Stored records
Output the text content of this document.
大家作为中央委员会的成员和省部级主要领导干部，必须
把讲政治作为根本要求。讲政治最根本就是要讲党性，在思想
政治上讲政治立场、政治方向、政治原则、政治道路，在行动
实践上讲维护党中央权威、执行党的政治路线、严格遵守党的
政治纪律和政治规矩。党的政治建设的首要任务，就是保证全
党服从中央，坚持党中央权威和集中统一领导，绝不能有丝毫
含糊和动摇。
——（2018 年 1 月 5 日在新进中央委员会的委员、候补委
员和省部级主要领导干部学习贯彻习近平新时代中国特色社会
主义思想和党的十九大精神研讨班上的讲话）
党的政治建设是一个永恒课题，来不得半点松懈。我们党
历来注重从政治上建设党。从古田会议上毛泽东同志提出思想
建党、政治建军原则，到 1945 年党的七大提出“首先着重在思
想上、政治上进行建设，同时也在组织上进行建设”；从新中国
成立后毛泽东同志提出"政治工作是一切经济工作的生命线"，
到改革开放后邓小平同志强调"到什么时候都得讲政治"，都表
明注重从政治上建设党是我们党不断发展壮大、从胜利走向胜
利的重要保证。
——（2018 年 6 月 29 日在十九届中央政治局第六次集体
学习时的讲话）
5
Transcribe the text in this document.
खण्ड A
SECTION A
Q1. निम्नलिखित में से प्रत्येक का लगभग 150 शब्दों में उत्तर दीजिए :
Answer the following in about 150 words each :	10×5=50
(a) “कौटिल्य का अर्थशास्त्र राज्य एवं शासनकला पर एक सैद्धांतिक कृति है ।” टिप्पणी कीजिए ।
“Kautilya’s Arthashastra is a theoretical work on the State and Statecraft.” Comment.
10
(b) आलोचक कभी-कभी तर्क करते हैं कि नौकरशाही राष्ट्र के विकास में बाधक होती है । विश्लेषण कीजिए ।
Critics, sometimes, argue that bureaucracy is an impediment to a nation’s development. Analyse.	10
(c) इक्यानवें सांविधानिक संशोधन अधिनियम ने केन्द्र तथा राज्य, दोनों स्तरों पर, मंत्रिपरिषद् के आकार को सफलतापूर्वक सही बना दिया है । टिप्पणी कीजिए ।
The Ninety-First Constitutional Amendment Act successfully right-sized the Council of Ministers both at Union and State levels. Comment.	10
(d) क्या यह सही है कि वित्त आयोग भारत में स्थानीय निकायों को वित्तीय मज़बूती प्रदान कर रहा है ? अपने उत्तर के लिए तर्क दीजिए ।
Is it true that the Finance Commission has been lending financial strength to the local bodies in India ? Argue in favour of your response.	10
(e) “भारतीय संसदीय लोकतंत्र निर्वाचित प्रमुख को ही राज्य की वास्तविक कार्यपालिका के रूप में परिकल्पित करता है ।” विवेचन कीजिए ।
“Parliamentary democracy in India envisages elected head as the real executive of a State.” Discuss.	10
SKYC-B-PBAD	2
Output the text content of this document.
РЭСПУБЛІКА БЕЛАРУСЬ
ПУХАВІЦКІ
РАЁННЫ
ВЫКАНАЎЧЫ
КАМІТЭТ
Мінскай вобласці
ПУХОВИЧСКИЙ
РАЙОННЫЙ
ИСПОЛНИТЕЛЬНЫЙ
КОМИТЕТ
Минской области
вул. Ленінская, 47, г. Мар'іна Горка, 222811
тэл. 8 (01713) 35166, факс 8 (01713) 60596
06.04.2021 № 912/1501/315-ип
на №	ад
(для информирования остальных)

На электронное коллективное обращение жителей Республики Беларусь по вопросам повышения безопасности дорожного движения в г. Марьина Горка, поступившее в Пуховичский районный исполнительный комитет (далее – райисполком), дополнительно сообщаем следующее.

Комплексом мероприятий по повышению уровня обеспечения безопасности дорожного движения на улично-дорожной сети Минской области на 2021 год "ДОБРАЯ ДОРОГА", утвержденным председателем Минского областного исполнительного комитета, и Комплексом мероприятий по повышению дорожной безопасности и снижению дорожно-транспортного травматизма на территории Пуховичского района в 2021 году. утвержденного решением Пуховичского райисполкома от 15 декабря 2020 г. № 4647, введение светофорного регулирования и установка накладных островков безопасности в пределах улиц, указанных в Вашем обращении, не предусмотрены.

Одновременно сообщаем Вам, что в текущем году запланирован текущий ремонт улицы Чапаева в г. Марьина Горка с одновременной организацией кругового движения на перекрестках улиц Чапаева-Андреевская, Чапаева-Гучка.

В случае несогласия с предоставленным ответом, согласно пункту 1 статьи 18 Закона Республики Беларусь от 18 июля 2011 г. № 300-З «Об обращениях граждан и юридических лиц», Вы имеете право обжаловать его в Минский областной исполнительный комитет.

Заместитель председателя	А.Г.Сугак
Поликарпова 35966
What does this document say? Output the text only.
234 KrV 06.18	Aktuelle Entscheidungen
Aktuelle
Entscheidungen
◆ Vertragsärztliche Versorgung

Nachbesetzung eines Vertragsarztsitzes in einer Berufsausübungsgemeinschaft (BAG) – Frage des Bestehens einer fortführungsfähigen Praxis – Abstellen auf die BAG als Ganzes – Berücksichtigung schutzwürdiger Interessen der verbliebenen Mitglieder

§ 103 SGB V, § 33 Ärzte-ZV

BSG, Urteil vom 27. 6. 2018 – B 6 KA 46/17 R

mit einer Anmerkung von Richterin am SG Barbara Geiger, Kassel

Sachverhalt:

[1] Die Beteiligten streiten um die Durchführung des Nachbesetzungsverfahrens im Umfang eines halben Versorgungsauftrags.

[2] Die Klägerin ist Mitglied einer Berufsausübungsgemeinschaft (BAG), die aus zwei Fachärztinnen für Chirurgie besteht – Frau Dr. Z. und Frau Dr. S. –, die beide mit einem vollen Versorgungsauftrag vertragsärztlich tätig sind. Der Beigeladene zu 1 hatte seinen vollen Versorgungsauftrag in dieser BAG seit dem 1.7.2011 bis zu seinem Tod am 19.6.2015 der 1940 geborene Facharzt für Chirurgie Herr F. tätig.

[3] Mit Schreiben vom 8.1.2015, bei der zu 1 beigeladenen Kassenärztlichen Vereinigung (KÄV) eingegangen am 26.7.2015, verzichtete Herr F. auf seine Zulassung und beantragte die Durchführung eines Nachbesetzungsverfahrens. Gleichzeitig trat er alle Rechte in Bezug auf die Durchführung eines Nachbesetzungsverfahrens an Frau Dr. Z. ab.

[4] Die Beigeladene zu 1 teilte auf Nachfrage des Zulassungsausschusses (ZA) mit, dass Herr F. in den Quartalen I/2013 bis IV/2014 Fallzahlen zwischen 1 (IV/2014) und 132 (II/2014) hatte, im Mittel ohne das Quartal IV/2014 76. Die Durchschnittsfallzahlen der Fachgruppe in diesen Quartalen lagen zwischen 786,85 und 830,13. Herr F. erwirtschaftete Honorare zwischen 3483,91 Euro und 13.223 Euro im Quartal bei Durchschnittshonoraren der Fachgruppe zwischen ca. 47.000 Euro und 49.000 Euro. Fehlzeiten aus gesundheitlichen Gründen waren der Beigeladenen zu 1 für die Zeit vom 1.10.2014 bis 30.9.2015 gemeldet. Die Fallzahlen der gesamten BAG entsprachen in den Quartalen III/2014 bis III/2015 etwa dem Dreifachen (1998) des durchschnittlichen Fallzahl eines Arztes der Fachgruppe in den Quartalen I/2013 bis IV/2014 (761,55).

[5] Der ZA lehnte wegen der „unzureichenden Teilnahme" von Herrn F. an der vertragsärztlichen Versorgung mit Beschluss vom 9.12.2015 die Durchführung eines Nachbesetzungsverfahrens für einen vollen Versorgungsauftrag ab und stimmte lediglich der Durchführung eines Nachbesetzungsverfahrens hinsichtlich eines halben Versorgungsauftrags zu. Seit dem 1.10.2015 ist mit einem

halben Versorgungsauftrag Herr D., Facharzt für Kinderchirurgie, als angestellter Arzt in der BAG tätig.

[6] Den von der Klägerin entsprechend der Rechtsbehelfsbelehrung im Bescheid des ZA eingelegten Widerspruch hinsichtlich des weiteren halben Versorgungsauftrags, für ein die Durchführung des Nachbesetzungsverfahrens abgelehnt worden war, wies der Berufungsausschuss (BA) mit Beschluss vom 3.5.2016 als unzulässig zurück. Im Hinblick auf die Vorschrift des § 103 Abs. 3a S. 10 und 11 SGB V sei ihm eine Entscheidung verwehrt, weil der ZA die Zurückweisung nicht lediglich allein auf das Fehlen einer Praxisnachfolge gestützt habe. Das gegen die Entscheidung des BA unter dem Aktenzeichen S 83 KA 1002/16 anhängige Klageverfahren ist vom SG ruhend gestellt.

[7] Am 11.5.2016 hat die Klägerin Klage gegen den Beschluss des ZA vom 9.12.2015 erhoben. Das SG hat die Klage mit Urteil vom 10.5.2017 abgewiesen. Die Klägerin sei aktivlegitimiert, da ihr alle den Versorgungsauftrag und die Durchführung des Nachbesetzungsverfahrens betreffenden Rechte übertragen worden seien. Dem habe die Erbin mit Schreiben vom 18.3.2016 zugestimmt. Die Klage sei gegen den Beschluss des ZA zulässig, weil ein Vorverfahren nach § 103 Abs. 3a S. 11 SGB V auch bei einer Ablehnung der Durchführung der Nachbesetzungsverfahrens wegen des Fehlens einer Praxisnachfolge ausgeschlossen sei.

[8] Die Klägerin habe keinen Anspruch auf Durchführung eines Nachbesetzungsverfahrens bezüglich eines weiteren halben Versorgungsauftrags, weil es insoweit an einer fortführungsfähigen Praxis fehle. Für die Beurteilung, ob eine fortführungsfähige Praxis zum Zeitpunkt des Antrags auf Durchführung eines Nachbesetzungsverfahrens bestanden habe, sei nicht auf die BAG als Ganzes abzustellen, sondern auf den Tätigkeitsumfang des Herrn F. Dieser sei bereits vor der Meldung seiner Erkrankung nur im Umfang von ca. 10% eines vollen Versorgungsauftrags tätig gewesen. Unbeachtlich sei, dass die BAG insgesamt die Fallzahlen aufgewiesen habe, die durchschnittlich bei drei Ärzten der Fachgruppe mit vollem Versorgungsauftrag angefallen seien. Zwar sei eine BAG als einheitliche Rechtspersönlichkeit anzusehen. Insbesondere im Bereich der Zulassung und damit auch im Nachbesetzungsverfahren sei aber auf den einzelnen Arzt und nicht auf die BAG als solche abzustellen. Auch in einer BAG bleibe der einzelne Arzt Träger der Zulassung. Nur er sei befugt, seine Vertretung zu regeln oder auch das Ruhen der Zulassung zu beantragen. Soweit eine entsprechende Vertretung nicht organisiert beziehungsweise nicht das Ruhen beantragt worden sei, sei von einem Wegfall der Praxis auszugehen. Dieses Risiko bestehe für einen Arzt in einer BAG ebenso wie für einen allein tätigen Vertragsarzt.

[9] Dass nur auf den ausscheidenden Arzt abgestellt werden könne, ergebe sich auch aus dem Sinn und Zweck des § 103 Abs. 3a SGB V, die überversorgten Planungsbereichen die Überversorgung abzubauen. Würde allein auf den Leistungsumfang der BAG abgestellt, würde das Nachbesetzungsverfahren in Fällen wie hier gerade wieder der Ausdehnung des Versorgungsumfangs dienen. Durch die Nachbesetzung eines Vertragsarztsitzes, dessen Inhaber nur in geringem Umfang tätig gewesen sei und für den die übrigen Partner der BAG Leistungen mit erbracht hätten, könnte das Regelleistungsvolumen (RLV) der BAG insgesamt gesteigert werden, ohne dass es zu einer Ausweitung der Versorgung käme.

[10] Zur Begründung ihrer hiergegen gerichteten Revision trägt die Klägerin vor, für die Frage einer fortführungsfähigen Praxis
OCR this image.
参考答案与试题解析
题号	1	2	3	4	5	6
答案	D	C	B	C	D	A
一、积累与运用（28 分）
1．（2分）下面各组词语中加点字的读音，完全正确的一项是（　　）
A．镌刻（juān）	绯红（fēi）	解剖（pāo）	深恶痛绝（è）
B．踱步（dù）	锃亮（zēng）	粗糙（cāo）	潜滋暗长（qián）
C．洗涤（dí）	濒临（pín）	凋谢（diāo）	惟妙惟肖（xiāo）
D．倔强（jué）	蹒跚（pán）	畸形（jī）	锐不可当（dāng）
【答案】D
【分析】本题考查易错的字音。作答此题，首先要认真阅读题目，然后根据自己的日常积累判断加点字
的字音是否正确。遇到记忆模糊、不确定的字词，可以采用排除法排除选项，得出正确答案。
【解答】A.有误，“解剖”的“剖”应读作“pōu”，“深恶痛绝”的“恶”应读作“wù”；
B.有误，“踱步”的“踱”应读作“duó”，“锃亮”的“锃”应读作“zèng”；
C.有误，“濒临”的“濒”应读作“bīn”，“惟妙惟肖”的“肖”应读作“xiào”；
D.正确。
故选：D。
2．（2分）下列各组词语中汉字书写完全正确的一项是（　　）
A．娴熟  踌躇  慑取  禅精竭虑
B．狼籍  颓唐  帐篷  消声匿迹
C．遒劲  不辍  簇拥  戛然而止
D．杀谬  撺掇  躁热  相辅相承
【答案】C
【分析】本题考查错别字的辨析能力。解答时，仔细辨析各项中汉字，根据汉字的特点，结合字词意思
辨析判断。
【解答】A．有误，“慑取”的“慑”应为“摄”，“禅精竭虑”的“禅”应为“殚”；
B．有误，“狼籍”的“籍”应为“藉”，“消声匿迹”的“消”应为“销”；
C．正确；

• Task requirements: What needs duplicating is the run of lines from the one containing "OCR this image." through the last line of the entries above, exact and complete.

• Full response:
OCR this image.
参考答案与试题解析
题号	1	2	3	4	5	6
答案	D	C	B	C	D	A
一、积累与运用（28 分）
1．（2分）下面各组词语中加点字的读音，完全正确的一项是（　　）
A．镌刻（juān）	绯红（fēi）	解剖（pāo）	深恶痛绝（è）
B．踱步（dù）	锃亮（zēng）	粗糙（cāo）	潜滋暗长（qián）
C．洗涤（dí）	濒临（pín）	凋谢（diāo）	惟妙惟肖（xiāo）
D．倔强（jué）	蹒跚（pán）	畸形（jī）	锐不可当（dāng）
【答案】D
【分析】本题考查易错的字音。作答此题，首先要认真阅读题目，然后根据自己的日常积累判断加点字
的字音是否正确。遇到记忆模糊、不确定的字词，可以采用排除法排除选项，得出正确答案。
【解答】A.有误，“解剖”的“剖”应读作“pōu”，“深恶痛绝”的“恶”应读作“wù”；
B.有误，“踱步”的“踱”应读作“duó”，“锃亮”的“锃”应读作“zèng”；
C.有误，“濒临”的“濒”应读作“bīn”，“惟妙惟肖”的“肖”应读作“xiào”；
D.正确。
故选：D。
2．（2分）下列各组词语中汉字书写完全正确的一项是（　　）
A．娴熟  踌躇  慑取  禅精竭虑
B．狼籍  颓唐  帐篷  消声匿迹
C．遒劲  不辍  簇拥  戛然而止
D．杀谬  撺掇  躁热  相辅相承
【答案】C
【分析】本题考查错别字的辨析能力。解答时，仔细辨析各项中汉字，根据汉字的特点，结合字词意思
辨析判断。
【解答】A．有误，“慑取”的“慑”应为“摄”，“禅精竭虑”的“禅”应为“殚”；
B．有误，“狼籍”的“籍”应为“藉”，“消声匿迹”的“消”应为“销”；
C．正确；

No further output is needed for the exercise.